# Directions for this task:
Examine each line of the data. Copy those that contain the string "JSON".

# Stored records:
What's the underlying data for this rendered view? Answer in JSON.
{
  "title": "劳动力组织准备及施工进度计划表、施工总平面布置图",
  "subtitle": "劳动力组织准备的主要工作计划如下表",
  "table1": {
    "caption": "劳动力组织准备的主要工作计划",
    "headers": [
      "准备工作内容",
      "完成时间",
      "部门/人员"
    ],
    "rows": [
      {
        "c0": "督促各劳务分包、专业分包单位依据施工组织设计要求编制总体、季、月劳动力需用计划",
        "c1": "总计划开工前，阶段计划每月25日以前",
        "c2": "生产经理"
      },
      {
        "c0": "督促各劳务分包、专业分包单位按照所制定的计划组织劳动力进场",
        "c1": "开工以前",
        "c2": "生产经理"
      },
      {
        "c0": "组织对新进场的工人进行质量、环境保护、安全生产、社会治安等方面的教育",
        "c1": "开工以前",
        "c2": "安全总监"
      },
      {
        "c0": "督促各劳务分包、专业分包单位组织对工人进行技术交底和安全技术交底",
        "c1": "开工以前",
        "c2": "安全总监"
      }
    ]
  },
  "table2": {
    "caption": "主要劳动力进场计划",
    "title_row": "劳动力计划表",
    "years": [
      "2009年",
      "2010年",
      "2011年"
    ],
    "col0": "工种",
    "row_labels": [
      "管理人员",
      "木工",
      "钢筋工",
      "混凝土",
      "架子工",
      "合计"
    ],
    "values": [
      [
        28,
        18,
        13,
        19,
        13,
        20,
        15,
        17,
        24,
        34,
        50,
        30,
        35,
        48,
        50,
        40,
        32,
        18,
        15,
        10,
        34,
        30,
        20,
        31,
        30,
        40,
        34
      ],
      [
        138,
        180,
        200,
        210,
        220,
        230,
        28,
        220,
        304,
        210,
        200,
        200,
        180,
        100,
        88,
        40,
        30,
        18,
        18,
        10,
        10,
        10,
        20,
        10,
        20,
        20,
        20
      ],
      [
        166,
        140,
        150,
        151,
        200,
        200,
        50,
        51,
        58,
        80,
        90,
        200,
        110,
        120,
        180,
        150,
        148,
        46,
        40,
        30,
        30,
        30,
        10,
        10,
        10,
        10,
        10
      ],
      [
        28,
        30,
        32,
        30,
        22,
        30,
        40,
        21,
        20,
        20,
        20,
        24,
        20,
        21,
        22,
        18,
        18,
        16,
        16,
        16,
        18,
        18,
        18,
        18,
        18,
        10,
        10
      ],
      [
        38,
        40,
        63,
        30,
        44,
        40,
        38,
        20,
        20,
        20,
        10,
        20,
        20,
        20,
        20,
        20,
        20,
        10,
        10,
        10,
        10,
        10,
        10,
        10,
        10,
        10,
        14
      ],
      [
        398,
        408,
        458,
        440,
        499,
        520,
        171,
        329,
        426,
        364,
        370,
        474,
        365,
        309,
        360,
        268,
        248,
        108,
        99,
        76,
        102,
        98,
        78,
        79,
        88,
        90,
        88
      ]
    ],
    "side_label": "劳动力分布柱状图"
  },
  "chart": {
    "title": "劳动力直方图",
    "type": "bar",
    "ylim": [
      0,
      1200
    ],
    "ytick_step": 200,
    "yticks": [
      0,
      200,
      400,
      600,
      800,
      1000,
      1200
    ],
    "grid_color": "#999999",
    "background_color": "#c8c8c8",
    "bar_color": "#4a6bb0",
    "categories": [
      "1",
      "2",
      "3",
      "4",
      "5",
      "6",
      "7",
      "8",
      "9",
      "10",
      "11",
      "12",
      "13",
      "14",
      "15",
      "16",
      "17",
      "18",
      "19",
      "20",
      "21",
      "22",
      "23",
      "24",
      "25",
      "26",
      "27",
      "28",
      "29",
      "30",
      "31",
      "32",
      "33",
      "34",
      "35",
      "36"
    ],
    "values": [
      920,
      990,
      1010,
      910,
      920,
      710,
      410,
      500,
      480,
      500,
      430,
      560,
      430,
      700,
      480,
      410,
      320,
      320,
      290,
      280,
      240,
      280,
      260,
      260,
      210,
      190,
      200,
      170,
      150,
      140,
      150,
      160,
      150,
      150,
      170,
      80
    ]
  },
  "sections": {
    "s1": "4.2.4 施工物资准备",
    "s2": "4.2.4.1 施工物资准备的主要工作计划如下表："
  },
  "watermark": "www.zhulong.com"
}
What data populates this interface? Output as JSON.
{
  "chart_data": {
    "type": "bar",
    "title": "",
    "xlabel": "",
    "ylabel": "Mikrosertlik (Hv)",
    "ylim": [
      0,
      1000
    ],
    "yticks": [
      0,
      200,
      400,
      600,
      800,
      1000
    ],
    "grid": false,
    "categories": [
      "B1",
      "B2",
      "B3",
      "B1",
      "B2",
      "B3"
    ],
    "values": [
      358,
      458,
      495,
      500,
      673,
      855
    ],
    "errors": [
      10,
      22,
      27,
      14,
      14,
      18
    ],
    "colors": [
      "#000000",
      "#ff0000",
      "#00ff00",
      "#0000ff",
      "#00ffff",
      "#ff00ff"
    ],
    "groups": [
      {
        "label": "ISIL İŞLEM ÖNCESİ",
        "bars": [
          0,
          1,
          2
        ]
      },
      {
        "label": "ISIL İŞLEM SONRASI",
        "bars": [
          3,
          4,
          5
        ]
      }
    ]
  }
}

# Answer to this exercise:
What's the underlying data for this rendered view? Answer in JSON.
What data populates this interface? Output as JSON.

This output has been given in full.